Aim of the exercise:
Copy the rows below word for word, beginning with the line containing "y-tick-label: 0 [83, 614, 88, 621]" and ending with the line containing "bar [225, 138, 232, 222]", both included.

Element box annotations:
==*==

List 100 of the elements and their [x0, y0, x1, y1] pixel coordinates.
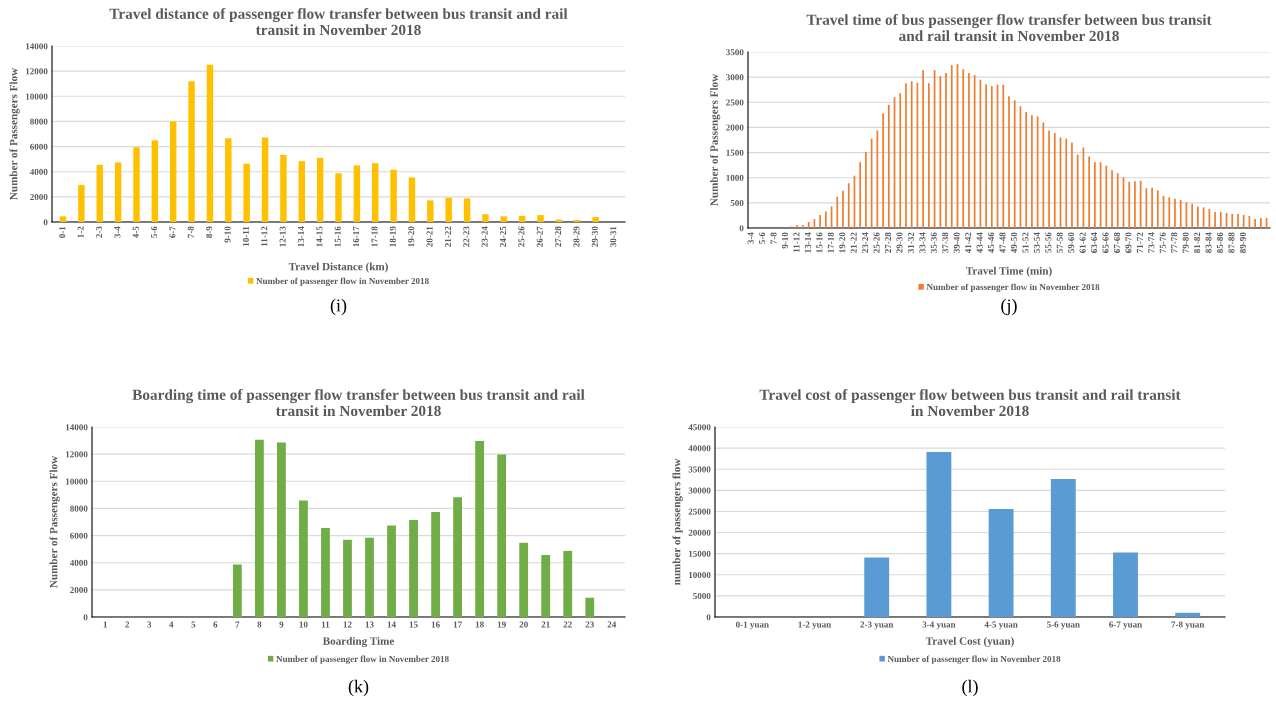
y-tick-label: 0 [83, 614, 88, 621]
bar [372, 163, 379, 222]
y-tick-label: 20000 [688, 529, 711, 536]
x-tick-label: 24 [607, 621, 617, 628]
x-tick-label: 69-70 [1125, 232, 1132, 253]
bar [365, 537, 374, 617]
x-tick-label: 45-46 [988, 232, 995, 254]
x-tick-label: 12 [343, 621, 352, 628]
bar [114, 162, 122, 222]
x-tick-label: 30-31 [610, 226, 617, 247]
bar [926, 451, 952, 617]
bar [225, 138, 232, 222]
x-tick-label: 53-54 [1033, 232, 1040, 253]
y-tick-label: 3000 [726, 74, 744, 81]
legend-label: Number of passenger flow in November 2018 [256, 277, 429, 286]
bar [1175, 612, 1201, 617]
x-tick-label: 7-8 [770, 232, 777, 244]
bar [321, 527, 330, 617]
legend-label: Number of passenger flow in November 2018 [926, 283, 1100, 292]
x-tick-label: 14-15 [316, 226, 323, 247]
x-tick-label: 26-27 [536, 226, 543, 247]
x-tick-label: 16-17 [353, 226, 360, 247]
bar [541, 554, 551, 617]
bar [387, 525, 396, 617]
y-tick-label: 6000 [70, 532, 88, 539]
x-tick-label: 11-12 [261, 226, 268, 247]
x-tick-label: 18-19 [389, 226, 396, 247]
bar [585, 597, 595, 617]
x-tick-label: 3-4 [114, 226, 121, 238]
bar [170, 121, 177, 222]
x-axis-title: Boarding Time [322, 636, 394, 648]
x-tick-label: 7-8 [187, 226, 194, 238]
bar [864, 557, 890, 617]
x-tick-label: 1-2 yuan [798, 621, 832, 630]
x-tick-label: 1-2 [77, 226, 84, 238]
x-tick-label: 10-11 [242, 226, 249, 247]
x-tick-label: 20 [519, 621, 528, 628]
x-tick-label: 22 [563, 621, 572, 628]
text: (k) [348, 679, 369, 697]
x-tick-label: 4-5 yuan [984, 621, 1018, 630]
bar [497, 454, 507, 617]
chart-title: Travel distance of passenger flow transfer between bus transit and rail transit in November 2018 [109, 8, 568, 36]
x-tick-label: 5-6 [759, 232, 766, 244]
x-tick-label: 23 [585, 621, 594, 628]
bar [232, 564, 242, 617]
y-tick-label: 35000 [688, 466, 711, 473]
bar [537, 215, 544, 222]
x-tick-label: 23-24 [481, 226, 488, 247]
x-tick-label: 9-10 [781, 232, 789, 249]
y-tick-label: 8000 [70, 505, 88, 512]
x-tick-label: 0-1 [59, 226, 66, 238]
bar [519, 542, 529, 617]
y-tick-label: 15000 [688, 550, 711, 557]
y-tick-label: 12000 [25, 68, 48, 75]
x-tick-label: 25-26 [873, 232, 880, 253]
x-tick-label: 9 [279, 621, 284, 628]
x-tick-label: 83-84 [1205, 232, 1212, 253]
x-tick-label: 59-60 [1068, 232, 1075, 253]
text: (i) [330, 298, 347, 316]
y-tick-label: 1000 [726, 174, 744, 181]
x-tick-label: 21-22 [850, 232, 857, 253]
x-tick-label: 29-30 [896, 232, 903, 253]
y-tick-label: 0 [706, 614, 711, 621]
x-tick-label: 22-23 [463, 226, 470, 247]
y-tick-label: 6000 [30, 143, 48, 150]
bar [316, 157, 324, 222]
x-tick-label: 12-13 [279, 226, 286, 247]
y-tick-label: 5000 [693, 593, 711, 600]
x-tick-label: 6-7 yuan [1109, 621, 1143, 630]
x-tick-label: 13-14 [297, 226, 305, 247]
x-tick-label: 10 [299, 621, 308, 628]
x-tick-label: 21-22 [444, 226, 451, 247]
y-tick-label: 14000 [25, 43, 48, 50]
x-tick-label: 51-52 [1022, 232, 1029, 253]
y-tick-label: 30000 [688, 487, 711, 494]
x-tick-label: 8 [257, 621, 262, 628]
x-axis-title: Travel Cost (yuan) [925, 636, 1014, 648]
bar [518, 215, 526, 222]
x-tick-label: 63-64 [1091, 232, 1098, 253]
x-tick-label: 77-78 [1171, 232, 1178, 253]
x-tick-label: 25-26 [518, 226, 525, 247]
x-tick-label: 43-44 [976, 232, 983, 254]
x-tick-label: 6 [213, 621, 218, 628]
bar [254, 439, 264, 617]
y-tick-label: 4000 [69, 559, 88, 566]
x-tick-label: 1 [103, 621, 107, 628]
x-tick-label: 4-5 [132, 226, 139, 239]
x-tick-label: 21 [541, 621, 550, 628]
bar [482, 214, 489, 222]
x-tick-label: 49-50 [1010, 232, 1017, 254]
y-tick-label: 3500 [726, 49, 744, 56]
bar [277, 442, 286, 617]
x-tick-label: 33-34 [919, 232, 926, 253]
x-tick-label: 16 [431, 621, 440, 628]
bar [408, 177, 416, 222]
x-tick-label: 15-16 [816, 232, 823, 253]
x-tick-label: 5 [191, 621, 196, 628]
x-tick-label: 18 [475, 621, 484, 628]
y-tick-label: 0 [43, 219, 48, 226]
bar [188, 81, 195, 222]
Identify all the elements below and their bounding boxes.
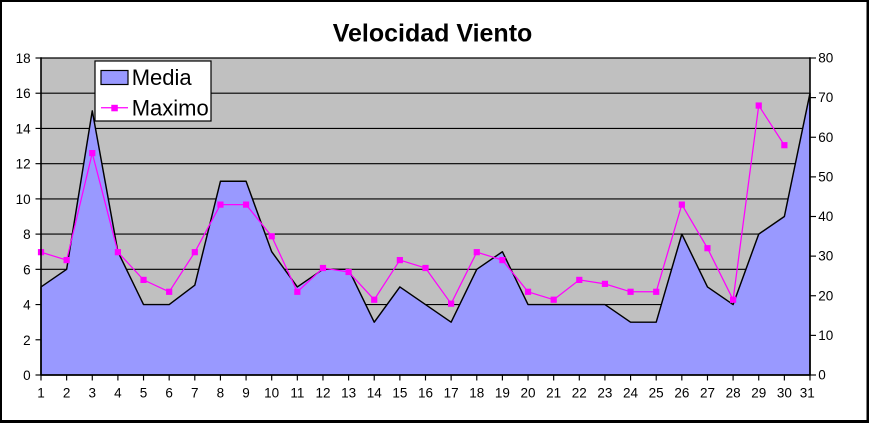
- svg-text:23: 23: [597, 385, 612, 400]
- svg-text:20: 20: [818, 288, 833, 303]
- svg-text:Velocidad Viento: Velocidad Viento: [333, 20, 533, 48]
- svg-text:2: 2: [63, 385, 71, 400]
- svg-text:18: 18: [16, 51, 31, 66]
- svg-text:3: 3: [89, 385, 97, 400]
- svg-text:10: 10: [16, 192, 31, 207]
- svg-text:26: 26: [674, 385, 689, 400]
- svg-text:14: 14: [16, 121, 32, 136]
- svg-text:30: 30: [818, 249, 833, 264]
- svg-text:Maximo: Maximo: [132, 95, 209, 120]
- svg-text:25: 25: [649, 385, 664, 400]
- svg-text:12: 12: [16, 157, 31, 172]
- svg-text:4: 4: [114, 385, 122, 400]
- svg-text:24: 24: [623, 385, 639, 400]
- svg-text:12: 12: [315, 385, 330, 400]
- svg-text:60: 60: [818, 130, 833, 145]
- svg-text:13: 13: [341, 385, 356, 400]
- svg-text:0: 0: [818, 368, 826, 383]
- svg-text:6: 6: [23, 262, 31, 277]
- svg-text:6: 6: [165, 385, 173, 400]
- svg-text:31: 31: [800, 385, 815, 400]
- svg-text:50: 50: [818, 169, 833, 184]
- svg-text:16: 16: [418, 385, 433, 400]
- svg-text:21: 21: [546, 385, 561, 400]
- svg-text:80: 80: [818, 51, 833, 66]
- svg-text:27: 27: [700, 385, 715, 400]
- svg-text:70: 70: [818, 90, 833, 105]
- svg-text:8: 8: [217, 385, 225, 400]
- svg-text:2: 2: [23, 333, 31, 348]
- svg-text:19: 19: [495, 385, 510, 400]
- svg-text:28: 28: [726, 385, 741, 400]
- svg-text:Media: Media: [132, 65, 193, 90]
- svg-text:22: 22: [572, 385, 587, 400]
- svg-text:9: 9: [242, 385, 250, 400]
- svg-text:40: 40: [818, 209, 833, 224]
- svg-text:11: 11: [290, 385, 304, 400]
- svg-text:16: 16: [16, 86, 31, 101]
- svg-text:7: 7: [191, 385, 199, 400]
- svg-text:5: 5: [140, 385, 148, 400]
- svg-text:8: 8: [23, 227, 31, 242]
- svg-text:0: 0: [23, 368, 31, 383]
- svg-text:10: 10: [818, 328, 833, 343]
- svg-text:1: 1: [37, 385, 45, 400]
- svg-text:17: 17: [444, 385, 459, 400]
- svg-text:18: 18: [469, 385, 484, 400]
- svg-text:4: 4: [23, 298, 31, 313]
- svg-text:10: 10: [264, 385, 279, 400]
- svg-text:15: 15: [392, 385, 407, 400]
- svg-text:29: 29: [751, 385, 766, 400]
- svg-text:14: 14: [367, 385, 383, 400]
- svg-text:30: 30: [777, 385, 792, 400]
- svg-text:20: 20: [521, 385, 536, 400]
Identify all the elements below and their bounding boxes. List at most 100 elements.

==*==

Exercise solution:
y-tick-label: 0 [83, 614, 88, 621]
bar [372, 163, 379, 222]
y-tick-label: 20000 [688, 529, 711, 536]
x-tick-label: 24 [607, 621, 617, 628]
x-tick-label: 69-70 [1125, 232, 1132, 253]
bar [365, 537, 374, 617]
x-tick-label: 45-46 [988, 232, 995, 254]
x-tick-label: 12 [343, 621, 352, 628]
bar [114, 162, 122, 222]
x-tick-label: 30-31 [610, 226, 617, 247]
bar [926, 451, 952, 617]
bar [225, 138, 232, 222]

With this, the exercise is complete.